_Short task:_
Please print the items below word for word, from the line with "Output each element" to the line with "search-icon[interactable] xyxy=(1049,55,1071,77)", including both of those lines.
··· Source material
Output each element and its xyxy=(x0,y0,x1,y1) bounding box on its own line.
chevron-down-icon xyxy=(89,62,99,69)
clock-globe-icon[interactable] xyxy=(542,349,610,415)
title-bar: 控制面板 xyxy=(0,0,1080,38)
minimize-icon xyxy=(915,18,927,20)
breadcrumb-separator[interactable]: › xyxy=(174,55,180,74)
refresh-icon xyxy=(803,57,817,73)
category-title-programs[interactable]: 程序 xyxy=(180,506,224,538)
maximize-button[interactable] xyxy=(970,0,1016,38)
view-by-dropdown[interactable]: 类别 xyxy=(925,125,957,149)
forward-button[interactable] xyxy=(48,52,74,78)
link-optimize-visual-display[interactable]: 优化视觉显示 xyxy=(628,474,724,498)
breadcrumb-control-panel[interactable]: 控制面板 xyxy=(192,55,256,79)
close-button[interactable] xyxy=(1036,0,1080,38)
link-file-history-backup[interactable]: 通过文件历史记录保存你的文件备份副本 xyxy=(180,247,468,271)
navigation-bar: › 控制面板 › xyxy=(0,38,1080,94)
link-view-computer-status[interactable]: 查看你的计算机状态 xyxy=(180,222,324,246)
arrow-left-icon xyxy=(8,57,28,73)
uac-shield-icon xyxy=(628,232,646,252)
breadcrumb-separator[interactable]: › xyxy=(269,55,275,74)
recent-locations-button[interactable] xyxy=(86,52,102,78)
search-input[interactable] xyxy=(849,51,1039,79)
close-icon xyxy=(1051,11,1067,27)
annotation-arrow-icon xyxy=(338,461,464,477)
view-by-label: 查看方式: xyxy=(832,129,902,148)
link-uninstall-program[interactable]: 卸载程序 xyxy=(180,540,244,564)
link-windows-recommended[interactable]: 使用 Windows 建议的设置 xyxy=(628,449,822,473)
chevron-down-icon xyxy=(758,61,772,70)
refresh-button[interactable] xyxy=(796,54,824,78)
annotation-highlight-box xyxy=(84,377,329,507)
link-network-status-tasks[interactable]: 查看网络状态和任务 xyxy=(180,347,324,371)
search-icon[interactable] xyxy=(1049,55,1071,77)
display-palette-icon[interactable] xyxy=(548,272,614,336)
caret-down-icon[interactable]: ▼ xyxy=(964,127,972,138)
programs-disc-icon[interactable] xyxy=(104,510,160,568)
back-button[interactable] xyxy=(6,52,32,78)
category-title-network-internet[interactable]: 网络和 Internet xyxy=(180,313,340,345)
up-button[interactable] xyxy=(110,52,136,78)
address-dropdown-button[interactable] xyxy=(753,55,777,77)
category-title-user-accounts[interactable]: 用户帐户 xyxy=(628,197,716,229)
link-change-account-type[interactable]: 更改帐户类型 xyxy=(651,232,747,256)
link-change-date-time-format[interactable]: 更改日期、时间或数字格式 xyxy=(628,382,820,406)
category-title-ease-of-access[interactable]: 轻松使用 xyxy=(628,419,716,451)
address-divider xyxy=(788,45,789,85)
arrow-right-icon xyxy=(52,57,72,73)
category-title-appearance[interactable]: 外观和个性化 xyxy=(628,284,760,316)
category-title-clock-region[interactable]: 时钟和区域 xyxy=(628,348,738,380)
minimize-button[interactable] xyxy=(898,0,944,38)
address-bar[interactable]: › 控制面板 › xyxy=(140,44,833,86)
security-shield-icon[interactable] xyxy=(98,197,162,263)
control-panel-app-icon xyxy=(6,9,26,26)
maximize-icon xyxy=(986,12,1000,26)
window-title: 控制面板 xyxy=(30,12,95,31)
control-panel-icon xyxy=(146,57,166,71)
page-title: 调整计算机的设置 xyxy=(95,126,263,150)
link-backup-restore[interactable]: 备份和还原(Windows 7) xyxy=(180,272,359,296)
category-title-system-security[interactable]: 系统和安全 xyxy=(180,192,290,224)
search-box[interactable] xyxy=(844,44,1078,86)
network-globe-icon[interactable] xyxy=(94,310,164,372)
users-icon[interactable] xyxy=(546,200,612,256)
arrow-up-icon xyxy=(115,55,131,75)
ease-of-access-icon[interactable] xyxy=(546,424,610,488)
······
··· Source material
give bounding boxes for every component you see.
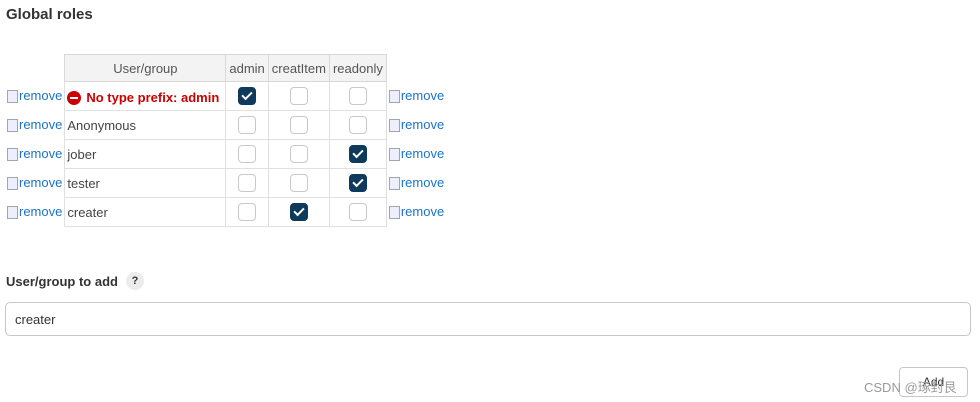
······
_Written reply:_
Output each element and its xyxy=(x0,y0,x1,y1) bounding box on its own line.
chevron-down-icon xyxy=(89,62,99,69)
clock-globe-icon[interactable] xyxy=(542,349,610,415)
title-bar: 控制面板 xyxy=(0,0,1080,38)
minimize-icon xyxy=(915,18,927,20)
breadcrumb-separator[interactable]: › xyxy=(174,55,180,74)
refresh-icon xyxy=(803,57,817,73)
category-title-programs[interactable]: 程序 xyxy=(180,506,224,538)
maximize-button[interactable] xyxy=(970,0,1016,38)
view-by-dropdown[interactable]: 类别 xyxy=(925,125,957,149)
forward-button[interactable] xyxy=(48,52,74,78)
link-optimize-visual-display[interactable]: 优化视觉显示 xyxy=(628,474,724,498)
breadcrumb-control-panel[interactable]: 控制面板 xyxy=(192,55,256,79)
close-button[interactable] xyxy=(1036,0,1080,38)
link-file-history-backup[interactable]: 通过文件历史记录保存你的文件备份副本 xyxy=(180,247,468,271)
navigation-bar: › 控制面板 › xyxy=(0,38,1080,94)
link-view-computer-status[interactable]: 查看你的计算机状态 xyxy=(180,222,324,246)
arrow-left-icon xyxy=(8,57,28,73)
uac-shield-icon xyxy=(628,232,646,252)
breadcrumb-separator[interactable]: › xyxy=(269,55,275,74)
recent-locations-button[interactable] xyxy=(86,52,102,78)
search-input[interactable] xyxy=(849,51,1039,79)
close-icon xyxy=(1051,11,1067,27)
annotation-arrow-icon xyxy=(338,461,464,477)
view-by-label: 查看方式: xyxy=(832,129,902,148)
link-uninstall-program[interactable]: 卸载程序 xyxy=(180,540,244,564)
link-windows-recommended[interactable]: 使用 Windows 建议的设置 xyxy=(628,449,822,473)
chevron-down-icon xyxy=(758,61,772,70)
refresh-button[interactable] xyxy=(796,54,824,78)
annotation-highlight-box xyxy=(84,377,329,507)
link-network-status-tasks[interactable]: 查看网络状态和任务 xyxy=(180,347,324,371)
search-icon[interactable] xyxy=(1049,55,1071,77)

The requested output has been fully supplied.